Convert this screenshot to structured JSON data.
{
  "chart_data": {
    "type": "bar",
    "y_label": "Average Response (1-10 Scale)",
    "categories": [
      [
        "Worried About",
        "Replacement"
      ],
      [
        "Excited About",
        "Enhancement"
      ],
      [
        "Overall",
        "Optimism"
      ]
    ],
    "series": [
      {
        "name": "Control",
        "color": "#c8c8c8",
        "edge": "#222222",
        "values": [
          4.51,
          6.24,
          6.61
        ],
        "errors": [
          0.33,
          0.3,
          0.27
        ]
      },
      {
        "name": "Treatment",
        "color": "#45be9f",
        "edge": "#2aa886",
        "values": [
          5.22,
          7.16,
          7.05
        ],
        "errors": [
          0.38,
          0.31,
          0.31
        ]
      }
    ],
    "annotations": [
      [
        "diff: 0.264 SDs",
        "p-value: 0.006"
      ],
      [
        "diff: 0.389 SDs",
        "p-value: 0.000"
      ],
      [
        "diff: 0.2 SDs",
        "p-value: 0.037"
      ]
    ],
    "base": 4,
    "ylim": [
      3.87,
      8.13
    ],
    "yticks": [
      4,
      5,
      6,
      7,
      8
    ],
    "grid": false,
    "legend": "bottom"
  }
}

──────────

Exercise details: Reproduce each entry exactly, leaving out nothing.

Result:
Convert this screenshot to structured JSON data.
{
  "chart_data": {
    "type": "bar",
    "y_label": "Average Response (1-10 Scale)",
    "categories": [
      [
        "Worried About",
        "Replacement"
      ],
      [
        "Excited About",
        "Enhancement"
      ],
      [
        "Overall",
        "Optimism"
      ]
    ],
    "series": [
      {
        "name": "Control",
        "color": "#c8c8c8",
        "edge": "#222222",
        "values": [
          4.51,
          6.24,
          6.61
        ],
        "errors": [
          0.33,
          0.3,
          0.27
        ]
      },
      {
        "name": "Treatment",
        "color": "#45be9f",
        "edge": "#2aa886",
        "values": [
          5.22,
          7.16,
          7.05
        ],
        "errors": [
          0.38,
          0.31,
          0.31
        ]
      }
    ],
    "annotations": [
      [
        "diff: 0.264 SDs",
        "p-value: 0.006"
      ],
      [
        "diff: 0.389 SDs",
        "p-value: 0.000"
      ],
      [
        "diff: 0.2 SDs",
        "p-value: 0.037"
      ]
    ],
    "base": 4,
    "ylim": [
      3.87,
      8.13
    ],
    "yticks": [
      4,
      5,
      6,
      7,
      8
    ],
    "grid": false,
    "legend": "bottom"
  }
}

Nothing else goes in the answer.